# WHAT IS ASKED
Below is a block of records. Copy every line in it that contains the word "Closure".

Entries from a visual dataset

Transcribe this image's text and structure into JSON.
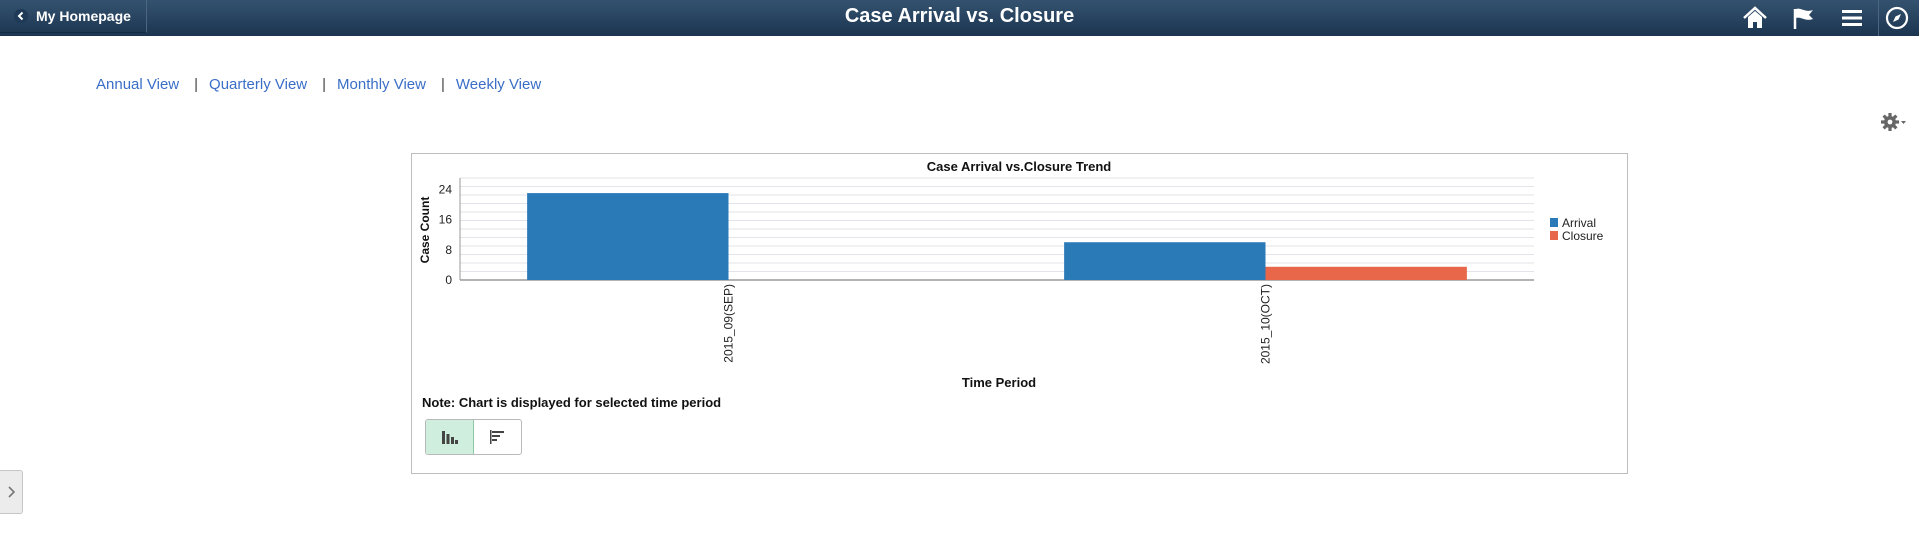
{
  "header": {
    "back_label": "My Homepage",
    "title": "Case Arrival vs. Closure",
    "icons": [
      "home-icon",
      "flag-icon",
      "menu-icon",
      "navbar-compass-icon"
    ]
  },
  "views": {
    "annual": "Annual View",
    "quarterly": "Quarterly View",
    "monthly": "Monthly View",
    "weekly": "Weekly View",
    "separator": "|"
  },
  "gear_icon": "gear-icon",
  "chart_data": {
    "type": "bar",
    "title": "Case Arrival vs.Closure Trend",
    "xlabel": "Time Period",
    "ylabel": "Case Count",
    "categories": [
      "2015_09(SEP)",
      "2015_10(OCT)"
    ],
    "series": [
      {
        "name": "Arrival",
        "values": [
          23,
          10
        ],
        "color": "#2a7ab8"
      },
      {
        "name": "Closure",
        "values": [
          0,
          3.5
        ],
        "color": "#e8674a"
      }
    ],
    "ylim": [
      0,
      27
    ],
    "yticks": [
      0,
      8,
      16,
      24
    ],
    "legend_position": "right",
    "grid": true
  },
  "note": "Note: Chart is displayed for selected time period",
  "chart_toggle": [
    "bar-chart-icon",
    "horizontal-bar-chart-icon"
  ]
}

# REPLY TO THE EXERCISE
    "title": "Case Arrival vs. Closure",
    "title": "Case Arrival vs.Closure Trend",
        "name": "Closure",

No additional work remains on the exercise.